* Task instructions *
Copy out all the lines where "label" shows up.

(Dataset records)
###

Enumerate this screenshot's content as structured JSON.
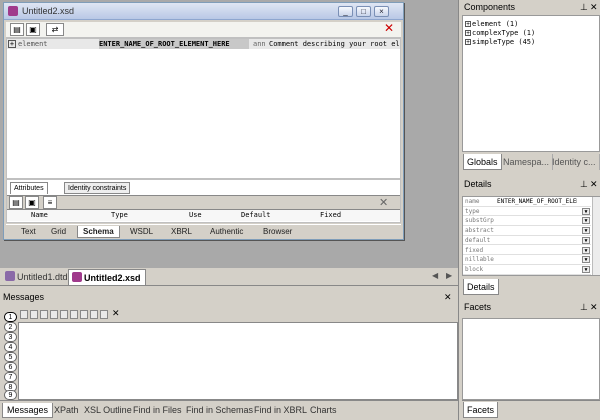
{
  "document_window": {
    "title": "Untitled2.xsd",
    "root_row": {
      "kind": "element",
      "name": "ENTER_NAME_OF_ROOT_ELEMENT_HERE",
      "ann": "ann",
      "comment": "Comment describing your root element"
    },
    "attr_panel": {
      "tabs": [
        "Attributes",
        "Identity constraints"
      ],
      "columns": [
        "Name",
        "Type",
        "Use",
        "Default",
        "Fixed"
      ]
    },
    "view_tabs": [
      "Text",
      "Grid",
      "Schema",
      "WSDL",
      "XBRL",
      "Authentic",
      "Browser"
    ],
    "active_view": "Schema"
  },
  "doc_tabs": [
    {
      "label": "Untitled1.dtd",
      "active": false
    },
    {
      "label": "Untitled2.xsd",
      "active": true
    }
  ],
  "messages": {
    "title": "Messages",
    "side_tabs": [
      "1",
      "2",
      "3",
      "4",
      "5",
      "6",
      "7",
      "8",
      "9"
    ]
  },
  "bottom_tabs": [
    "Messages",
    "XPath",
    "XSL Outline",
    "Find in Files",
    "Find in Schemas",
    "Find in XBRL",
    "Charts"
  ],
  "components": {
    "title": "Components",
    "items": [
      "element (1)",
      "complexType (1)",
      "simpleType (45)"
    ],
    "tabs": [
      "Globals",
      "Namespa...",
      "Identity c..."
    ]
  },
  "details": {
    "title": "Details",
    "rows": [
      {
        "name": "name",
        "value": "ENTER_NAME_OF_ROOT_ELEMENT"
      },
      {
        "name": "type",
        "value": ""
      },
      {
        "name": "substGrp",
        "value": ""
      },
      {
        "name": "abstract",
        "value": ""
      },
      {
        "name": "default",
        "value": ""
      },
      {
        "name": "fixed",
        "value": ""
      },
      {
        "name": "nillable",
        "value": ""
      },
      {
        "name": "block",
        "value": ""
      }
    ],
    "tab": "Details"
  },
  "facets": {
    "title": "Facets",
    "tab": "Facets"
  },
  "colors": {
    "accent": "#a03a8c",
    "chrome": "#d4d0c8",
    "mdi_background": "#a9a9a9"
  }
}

###

* Reply to the exercise *
      "label": "Untitled1.dtd",
      "label": "Untitled2.xsd",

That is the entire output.